>>>>>

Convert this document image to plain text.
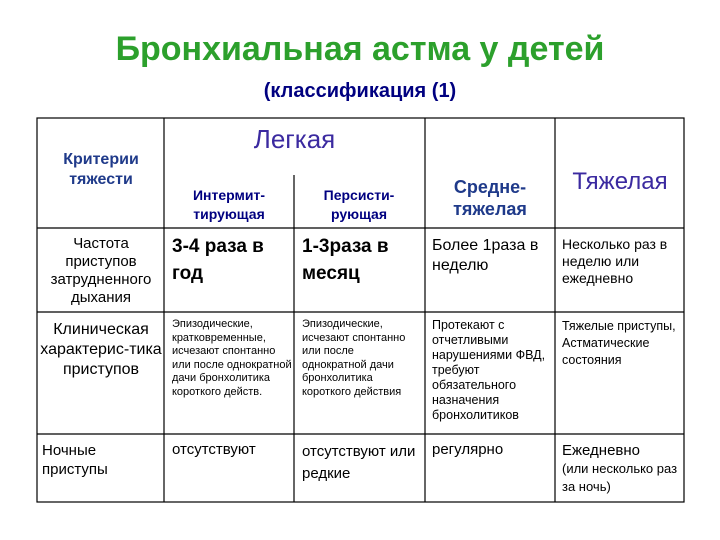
Бронхиальная астма у детей
(классификация (1)
Критерии тяжести
Легкая
Интермит-тирующая
Персисти-рующая
Средне-тяжелая
Тяжелая
Частота приступов затрудненного дыхания
3-4 раза в год
1-3раза в месяц
Более 1раза в неделю
Несколько раз в неделю или ежедневно
Клиническая характерис-тика приступов
Эпизодические, кратковременные, исчезают спонтанно или после однократной дачи бронхолитика короткого действ.
Эпизодические, исчезают спонтанно или после однократной дачи бронхолитика короткого действия
Протекают с отчетливыми нарушениями ФВД, требуют обязательного назначения бронхолитиков
Тяжелые приступы, Астматические состояния
Ночные приступы
отсутствуют	отсутствуют или редкие
регулярно	Ежедневно
(или несколько раз за ночь)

<<<<<

EXERCISE DETAILS: Set the pictures aside and transcribe the data above exactly.

THE RESPONSE:
Convert this document image to plain text.
Бронхиальная астма у детей
(классификация (1)
Критерии тяжести
Легкая
Интермит-тирующая
Персисти-рующая
Средне-тяжелая
Тяжелая
Частота приступов затрудненного дыхания
3-4 раза в год
1-3раза в месяц
Более 1раза в неделю
Несколько раз в неделю или ежедневно
Клиническая характерис-тика приступов
Эпизодические, кратковременные, исчезают спонтанно или после однократной дачи бронхолитика короткого действ.
Эпизодические, исчезают спонтанно или после однократной дачи бронхолитика короткого действия
Протекают с отчетливыми нарушениями ФВД, требуют обязательного назначения бронхолитиков
Тяжелые приступы, Астматические состояния
Ночные приступы
отсутствуют	отсутствуют или редкие
регулярно	Ежедневно
(или несколько раз за ночь)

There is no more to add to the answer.